▶ Aim of the task
Convert the material from the line containing "point xyxy=(112,214,120,221)" through the line containing "point xyxy=(960,130,968,138)", both included, into a Markdown table with the columns Row and Line, giving each non-blank line its own numbered row.

++++++++++

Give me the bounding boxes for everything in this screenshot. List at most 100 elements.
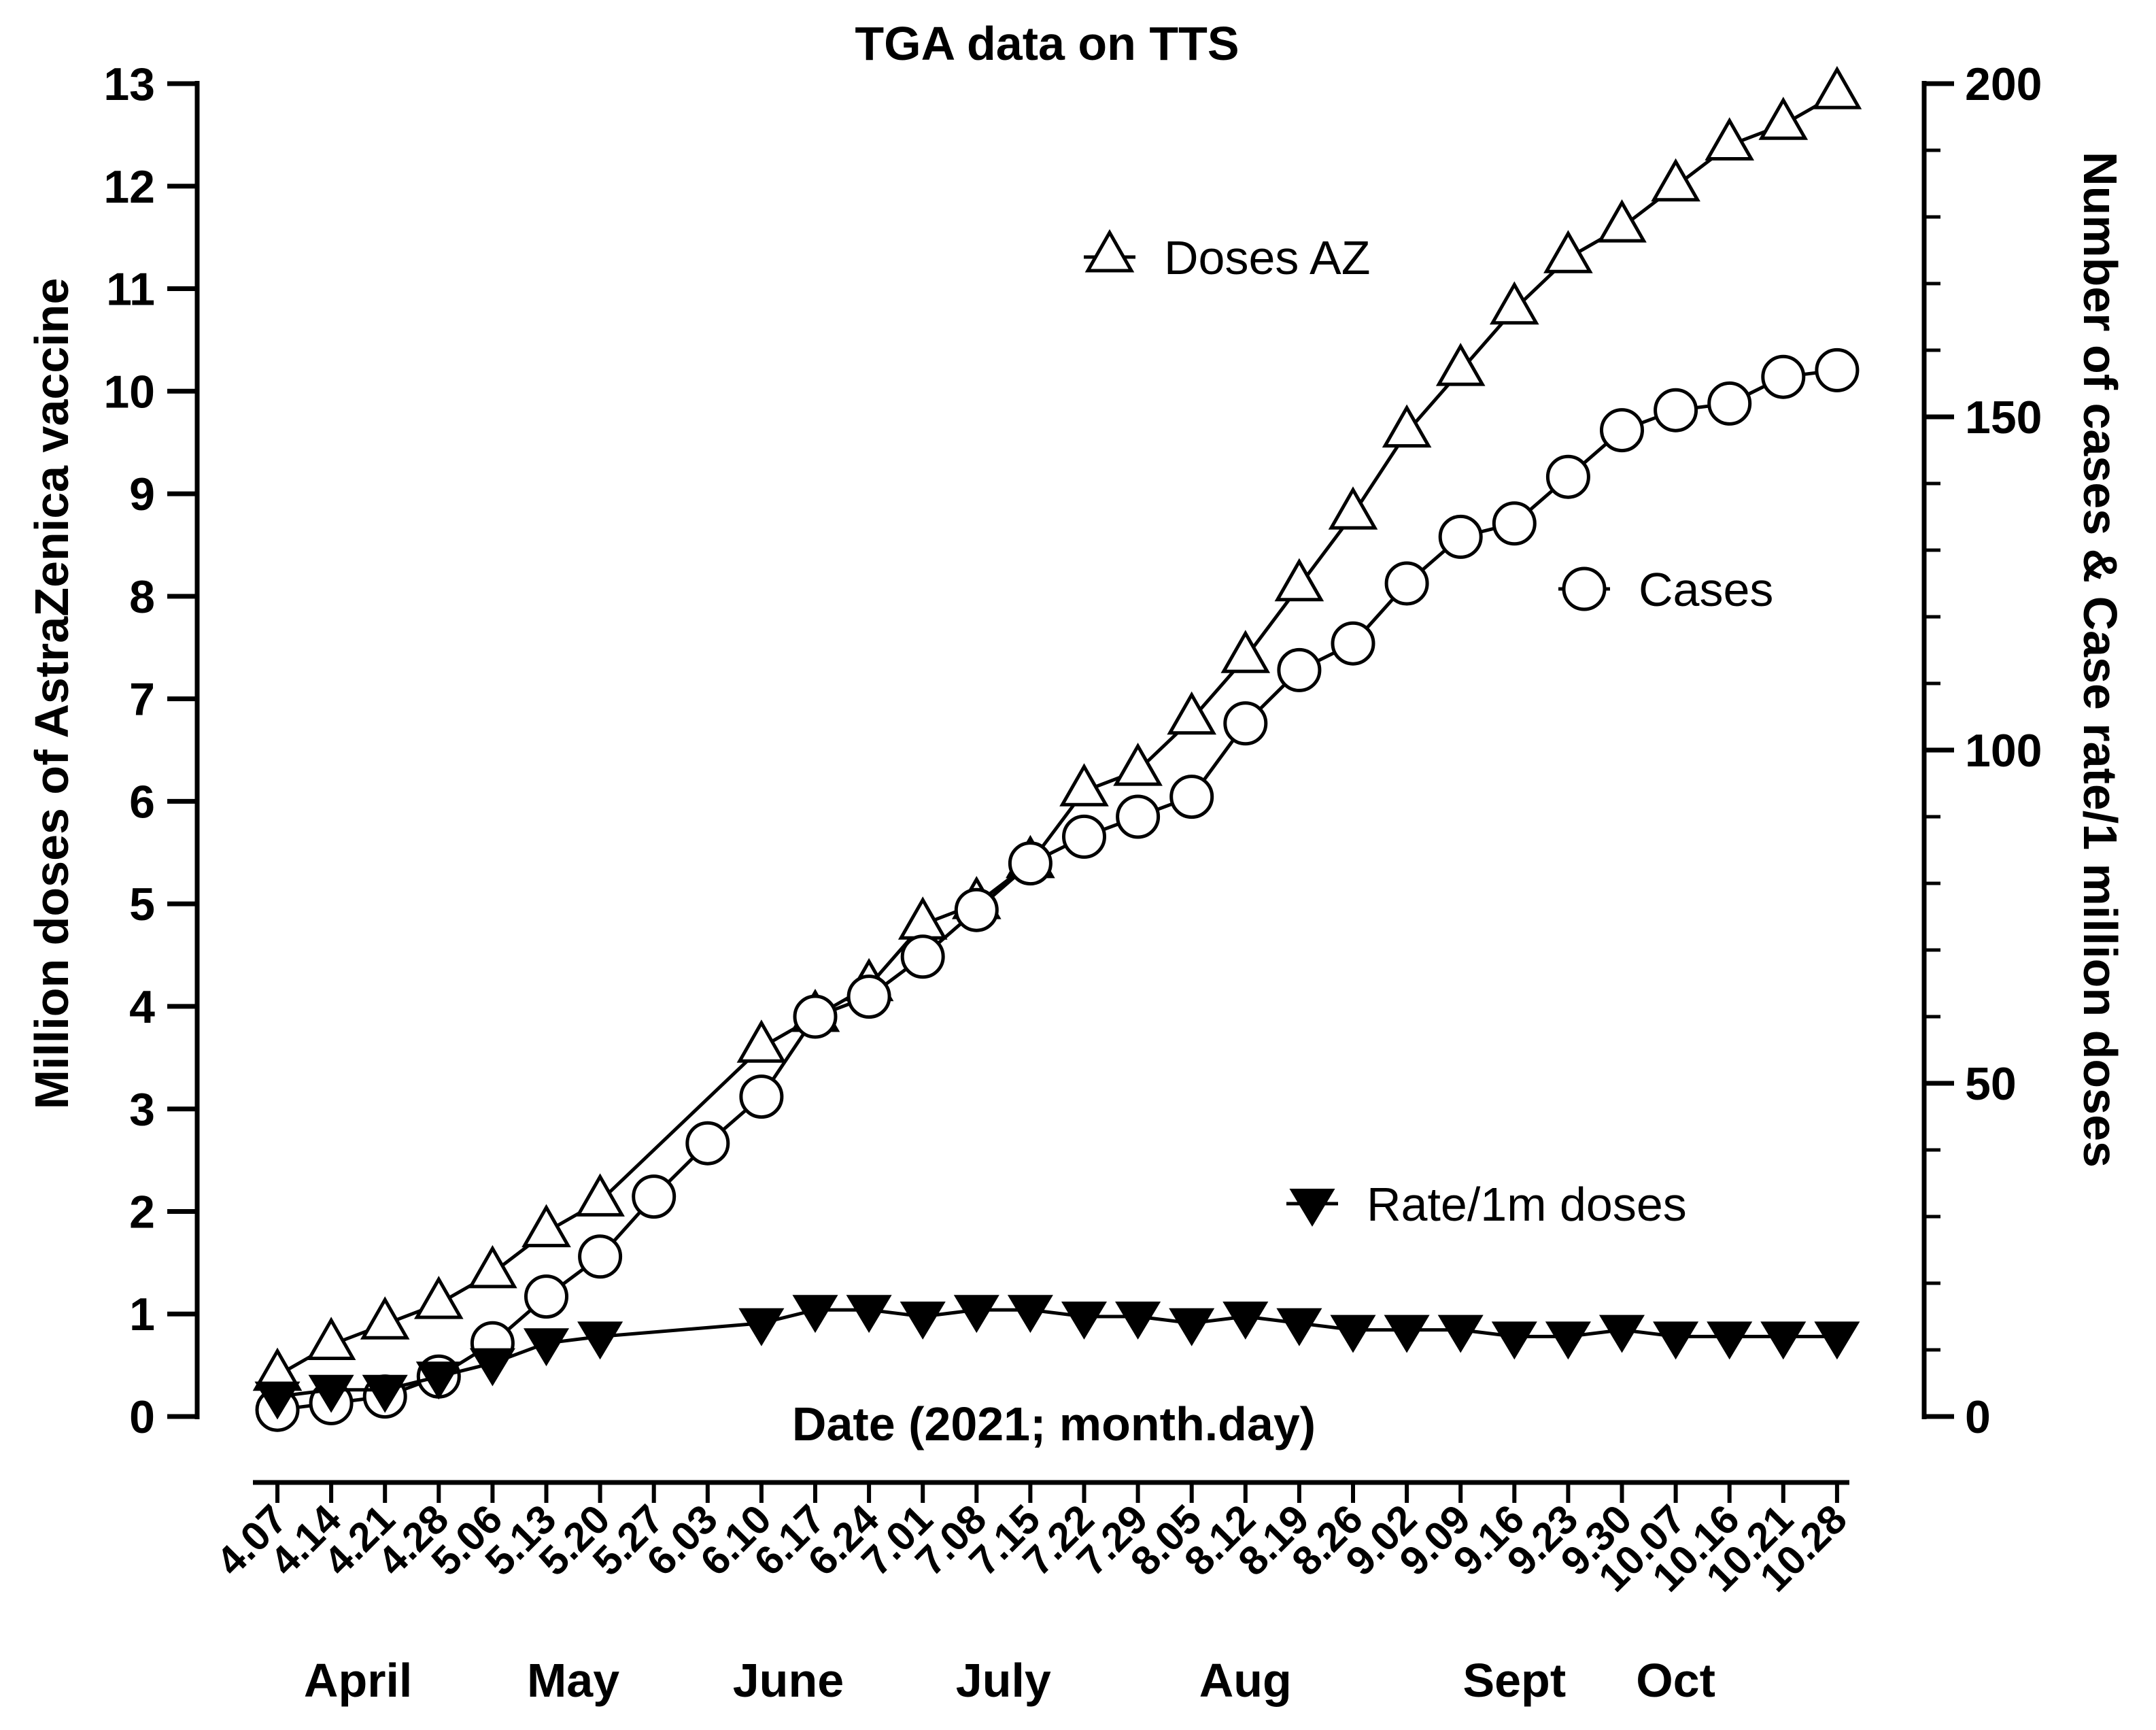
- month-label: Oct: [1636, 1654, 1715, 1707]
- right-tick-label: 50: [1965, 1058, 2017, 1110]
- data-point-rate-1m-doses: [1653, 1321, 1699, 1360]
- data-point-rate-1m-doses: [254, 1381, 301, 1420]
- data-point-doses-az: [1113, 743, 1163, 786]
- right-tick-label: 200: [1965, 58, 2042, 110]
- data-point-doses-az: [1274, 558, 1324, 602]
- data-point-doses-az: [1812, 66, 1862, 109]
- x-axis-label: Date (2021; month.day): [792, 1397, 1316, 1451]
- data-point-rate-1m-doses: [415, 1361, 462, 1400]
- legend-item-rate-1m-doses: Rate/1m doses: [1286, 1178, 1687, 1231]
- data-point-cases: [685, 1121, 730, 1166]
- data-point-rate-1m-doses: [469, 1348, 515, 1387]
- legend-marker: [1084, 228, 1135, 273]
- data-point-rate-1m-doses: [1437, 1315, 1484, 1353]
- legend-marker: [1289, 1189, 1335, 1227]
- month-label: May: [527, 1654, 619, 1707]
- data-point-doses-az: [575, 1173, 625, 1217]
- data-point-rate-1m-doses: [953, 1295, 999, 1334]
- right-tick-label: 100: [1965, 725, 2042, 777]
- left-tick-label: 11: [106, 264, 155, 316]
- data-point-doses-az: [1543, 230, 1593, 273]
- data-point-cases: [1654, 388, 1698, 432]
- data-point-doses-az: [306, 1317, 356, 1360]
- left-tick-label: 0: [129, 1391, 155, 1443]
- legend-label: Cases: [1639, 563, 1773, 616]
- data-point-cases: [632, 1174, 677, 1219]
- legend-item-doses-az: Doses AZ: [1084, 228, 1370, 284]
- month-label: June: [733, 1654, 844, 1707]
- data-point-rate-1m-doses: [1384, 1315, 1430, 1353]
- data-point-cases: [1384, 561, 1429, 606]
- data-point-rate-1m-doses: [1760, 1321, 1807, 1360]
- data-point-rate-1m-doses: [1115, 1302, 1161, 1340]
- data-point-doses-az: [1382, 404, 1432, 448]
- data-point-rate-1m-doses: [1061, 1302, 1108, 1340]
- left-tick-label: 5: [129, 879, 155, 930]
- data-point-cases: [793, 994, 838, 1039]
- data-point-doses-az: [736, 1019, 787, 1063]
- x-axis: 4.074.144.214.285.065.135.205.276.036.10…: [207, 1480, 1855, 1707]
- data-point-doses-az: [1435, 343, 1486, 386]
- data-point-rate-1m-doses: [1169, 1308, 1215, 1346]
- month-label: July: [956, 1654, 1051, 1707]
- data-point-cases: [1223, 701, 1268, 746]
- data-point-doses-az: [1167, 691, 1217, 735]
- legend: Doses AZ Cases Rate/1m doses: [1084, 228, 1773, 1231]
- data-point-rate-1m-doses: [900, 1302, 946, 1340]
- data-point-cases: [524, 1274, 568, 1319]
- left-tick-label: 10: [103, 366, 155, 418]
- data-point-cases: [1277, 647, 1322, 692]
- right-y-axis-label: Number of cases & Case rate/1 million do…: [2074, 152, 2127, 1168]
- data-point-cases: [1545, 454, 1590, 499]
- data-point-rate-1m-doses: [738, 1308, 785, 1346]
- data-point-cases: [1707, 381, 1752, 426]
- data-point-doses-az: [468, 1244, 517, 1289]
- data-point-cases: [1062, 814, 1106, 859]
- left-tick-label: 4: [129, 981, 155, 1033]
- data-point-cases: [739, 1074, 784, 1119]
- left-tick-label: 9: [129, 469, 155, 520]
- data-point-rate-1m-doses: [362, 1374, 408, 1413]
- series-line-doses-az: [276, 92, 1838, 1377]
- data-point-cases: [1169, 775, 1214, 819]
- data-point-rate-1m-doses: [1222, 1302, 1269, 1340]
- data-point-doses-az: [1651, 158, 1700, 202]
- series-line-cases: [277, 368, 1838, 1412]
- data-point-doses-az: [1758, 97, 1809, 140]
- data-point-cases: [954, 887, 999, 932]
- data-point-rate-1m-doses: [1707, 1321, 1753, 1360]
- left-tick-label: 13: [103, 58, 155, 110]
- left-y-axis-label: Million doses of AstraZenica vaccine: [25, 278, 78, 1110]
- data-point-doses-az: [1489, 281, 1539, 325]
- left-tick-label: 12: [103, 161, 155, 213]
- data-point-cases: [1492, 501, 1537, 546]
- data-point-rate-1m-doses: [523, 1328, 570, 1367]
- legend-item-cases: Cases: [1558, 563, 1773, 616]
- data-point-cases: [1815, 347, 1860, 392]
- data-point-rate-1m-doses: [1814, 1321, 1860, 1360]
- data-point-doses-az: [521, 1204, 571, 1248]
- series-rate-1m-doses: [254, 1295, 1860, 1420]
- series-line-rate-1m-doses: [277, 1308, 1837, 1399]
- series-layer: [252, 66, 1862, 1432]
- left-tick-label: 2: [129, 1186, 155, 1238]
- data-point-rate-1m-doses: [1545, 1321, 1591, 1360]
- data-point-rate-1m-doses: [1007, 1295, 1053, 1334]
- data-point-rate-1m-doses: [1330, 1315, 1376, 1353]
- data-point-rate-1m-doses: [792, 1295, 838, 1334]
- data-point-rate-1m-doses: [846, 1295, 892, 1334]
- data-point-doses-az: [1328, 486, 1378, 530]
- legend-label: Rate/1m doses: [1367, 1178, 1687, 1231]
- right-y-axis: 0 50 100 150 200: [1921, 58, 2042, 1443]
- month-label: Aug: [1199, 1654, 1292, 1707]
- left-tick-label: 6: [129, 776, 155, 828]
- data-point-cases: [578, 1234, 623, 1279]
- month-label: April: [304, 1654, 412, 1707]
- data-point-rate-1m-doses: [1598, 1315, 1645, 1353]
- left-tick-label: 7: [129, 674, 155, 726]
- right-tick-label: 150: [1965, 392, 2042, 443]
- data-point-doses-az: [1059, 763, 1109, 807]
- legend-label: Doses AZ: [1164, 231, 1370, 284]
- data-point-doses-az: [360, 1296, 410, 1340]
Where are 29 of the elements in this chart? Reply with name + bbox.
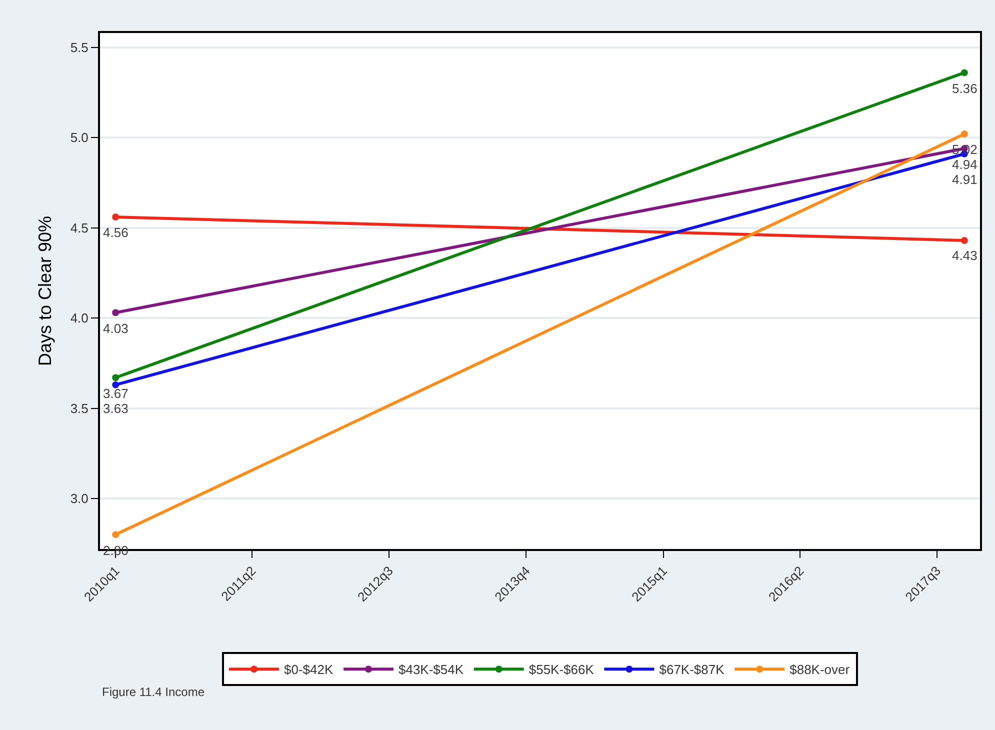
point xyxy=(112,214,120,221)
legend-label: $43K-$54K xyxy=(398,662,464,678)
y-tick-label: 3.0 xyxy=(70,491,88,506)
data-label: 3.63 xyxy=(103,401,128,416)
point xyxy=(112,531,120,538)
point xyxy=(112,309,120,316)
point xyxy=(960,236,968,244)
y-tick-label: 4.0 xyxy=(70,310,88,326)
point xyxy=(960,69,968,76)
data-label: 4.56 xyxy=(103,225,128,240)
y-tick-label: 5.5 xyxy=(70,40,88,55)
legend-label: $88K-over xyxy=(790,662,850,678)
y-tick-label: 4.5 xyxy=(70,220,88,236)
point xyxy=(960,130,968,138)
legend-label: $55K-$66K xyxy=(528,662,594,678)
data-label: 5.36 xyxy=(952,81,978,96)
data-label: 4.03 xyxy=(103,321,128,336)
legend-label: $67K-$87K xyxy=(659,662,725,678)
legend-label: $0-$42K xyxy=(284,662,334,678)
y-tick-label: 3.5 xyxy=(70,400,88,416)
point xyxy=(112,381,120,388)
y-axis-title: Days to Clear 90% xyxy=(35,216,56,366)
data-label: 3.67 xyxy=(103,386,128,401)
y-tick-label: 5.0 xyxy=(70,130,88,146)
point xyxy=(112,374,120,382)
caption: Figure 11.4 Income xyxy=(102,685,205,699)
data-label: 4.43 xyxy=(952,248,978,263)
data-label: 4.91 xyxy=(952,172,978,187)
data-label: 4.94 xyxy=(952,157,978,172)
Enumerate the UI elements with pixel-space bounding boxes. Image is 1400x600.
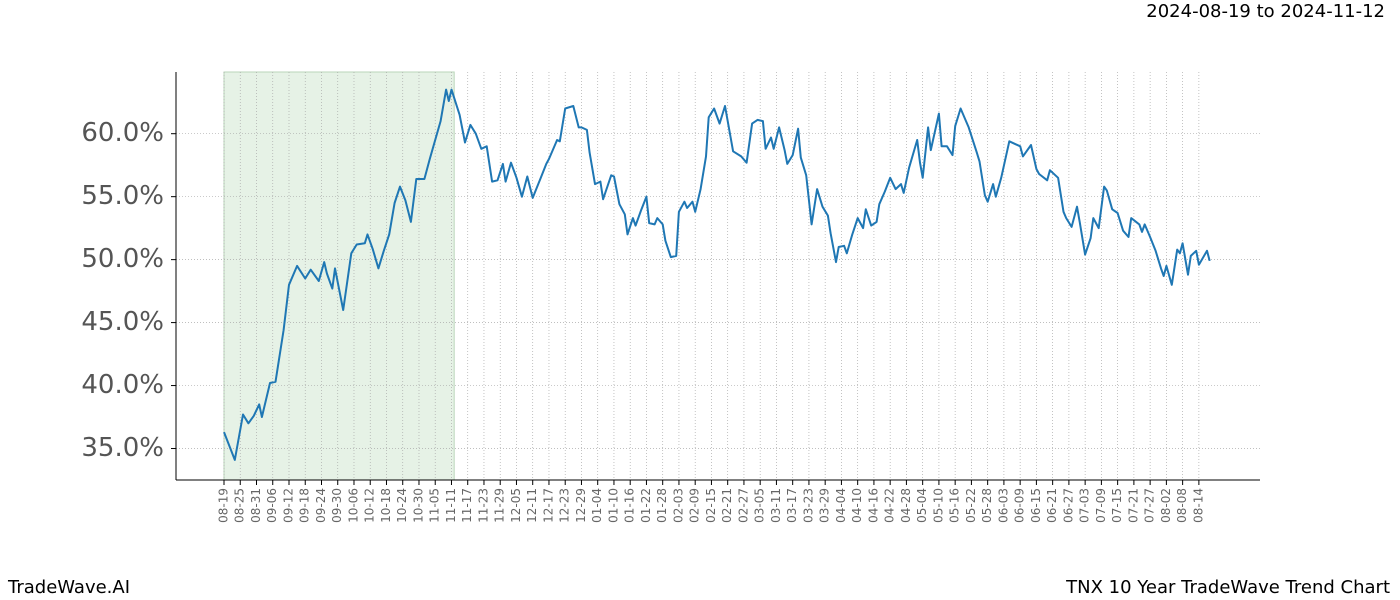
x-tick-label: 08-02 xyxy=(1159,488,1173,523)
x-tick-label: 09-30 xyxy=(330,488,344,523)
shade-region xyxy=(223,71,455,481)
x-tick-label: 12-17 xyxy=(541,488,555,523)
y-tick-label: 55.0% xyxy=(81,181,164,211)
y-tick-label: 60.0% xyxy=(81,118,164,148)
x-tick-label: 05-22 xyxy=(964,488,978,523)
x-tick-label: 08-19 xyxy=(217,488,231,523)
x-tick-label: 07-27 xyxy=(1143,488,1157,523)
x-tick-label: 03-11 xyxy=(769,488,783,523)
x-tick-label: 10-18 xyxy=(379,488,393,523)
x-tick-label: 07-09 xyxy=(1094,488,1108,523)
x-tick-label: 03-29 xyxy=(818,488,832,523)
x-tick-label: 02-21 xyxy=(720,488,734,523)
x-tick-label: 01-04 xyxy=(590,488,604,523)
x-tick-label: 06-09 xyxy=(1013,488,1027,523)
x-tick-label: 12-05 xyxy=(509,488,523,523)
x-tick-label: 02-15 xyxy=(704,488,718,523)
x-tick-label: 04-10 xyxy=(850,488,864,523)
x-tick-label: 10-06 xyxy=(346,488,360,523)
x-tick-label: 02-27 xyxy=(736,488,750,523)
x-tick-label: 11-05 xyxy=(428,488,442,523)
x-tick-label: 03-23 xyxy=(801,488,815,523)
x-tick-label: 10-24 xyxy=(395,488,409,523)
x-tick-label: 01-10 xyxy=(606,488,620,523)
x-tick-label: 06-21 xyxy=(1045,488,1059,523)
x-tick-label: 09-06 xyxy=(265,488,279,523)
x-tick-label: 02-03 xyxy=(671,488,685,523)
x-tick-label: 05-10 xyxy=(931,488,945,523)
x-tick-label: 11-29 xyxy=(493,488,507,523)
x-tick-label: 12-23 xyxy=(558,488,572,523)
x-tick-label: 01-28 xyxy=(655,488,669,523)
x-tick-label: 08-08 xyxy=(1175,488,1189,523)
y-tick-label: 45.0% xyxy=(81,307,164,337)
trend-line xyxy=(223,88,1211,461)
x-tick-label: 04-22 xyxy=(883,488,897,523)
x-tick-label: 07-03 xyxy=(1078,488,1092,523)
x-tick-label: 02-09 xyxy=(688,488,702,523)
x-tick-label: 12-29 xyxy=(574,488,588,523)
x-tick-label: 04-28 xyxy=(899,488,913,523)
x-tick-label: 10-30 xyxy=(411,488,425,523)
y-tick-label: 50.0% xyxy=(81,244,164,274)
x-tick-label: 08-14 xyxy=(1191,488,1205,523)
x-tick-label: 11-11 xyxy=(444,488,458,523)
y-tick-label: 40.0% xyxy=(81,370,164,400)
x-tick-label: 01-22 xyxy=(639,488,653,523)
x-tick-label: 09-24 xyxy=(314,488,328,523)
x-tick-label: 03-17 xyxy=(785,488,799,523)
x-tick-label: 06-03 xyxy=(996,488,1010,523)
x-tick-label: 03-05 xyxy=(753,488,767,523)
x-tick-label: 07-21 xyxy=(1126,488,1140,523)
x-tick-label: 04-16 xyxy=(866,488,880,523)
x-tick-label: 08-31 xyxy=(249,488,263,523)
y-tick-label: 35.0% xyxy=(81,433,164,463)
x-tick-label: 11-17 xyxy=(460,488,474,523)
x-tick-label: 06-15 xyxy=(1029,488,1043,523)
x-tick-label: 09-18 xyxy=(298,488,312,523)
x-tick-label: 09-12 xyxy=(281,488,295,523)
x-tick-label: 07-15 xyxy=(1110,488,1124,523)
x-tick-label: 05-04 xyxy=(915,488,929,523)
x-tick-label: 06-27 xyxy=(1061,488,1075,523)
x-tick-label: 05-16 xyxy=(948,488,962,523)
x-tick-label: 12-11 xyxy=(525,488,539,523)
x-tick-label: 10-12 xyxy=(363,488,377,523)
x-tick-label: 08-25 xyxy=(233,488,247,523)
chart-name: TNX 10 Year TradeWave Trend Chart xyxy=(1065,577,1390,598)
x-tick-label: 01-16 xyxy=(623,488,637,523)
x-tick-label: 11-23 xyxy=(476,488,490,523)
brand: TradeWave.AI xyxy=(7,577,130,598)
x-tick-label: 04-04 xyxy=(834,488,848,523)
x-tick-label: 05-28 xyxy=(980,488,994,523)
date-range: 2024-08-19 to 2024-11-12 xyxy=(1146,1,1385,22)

++++++++++

▶ Result of the exercise
| Row | Line |
|---|---|
| 1 | point xyxy=(112,214,120,221) |
| 2 | legend-label: $43K-$54K xyxy=(398,662,464,678) |
| 3 | y-tick-label: 3.0 xyxy=(70,491,88,506) |
| 4 | data-label: 3.63 xyxy=(103,401,128,416) |
| 5 | point xyxy=(112,531,120,538) |
| 6 | point xyxy=(112,309,120,316) |
| 7 | point xyxy=(960,236,968,244) |
| 8 | y-tick-label: 4.0 xyxy=(70,310,88,326) |
| 9 | point xyxy=(960,69,968,76) |
| 10 | data-label: 4.56 xyxy=(103,225,128,240) |
| 11 | y-tick-label: 5.5 xyxy=(70,40,88,55) |
| 12 | legend-label: $88K-over xyxy=(790,662,850,678) |
| 13 | y-tick-label: 4.5 xyxy=(70,220,88,236) |
| 14 | point xyxy=(960,130,968,138) |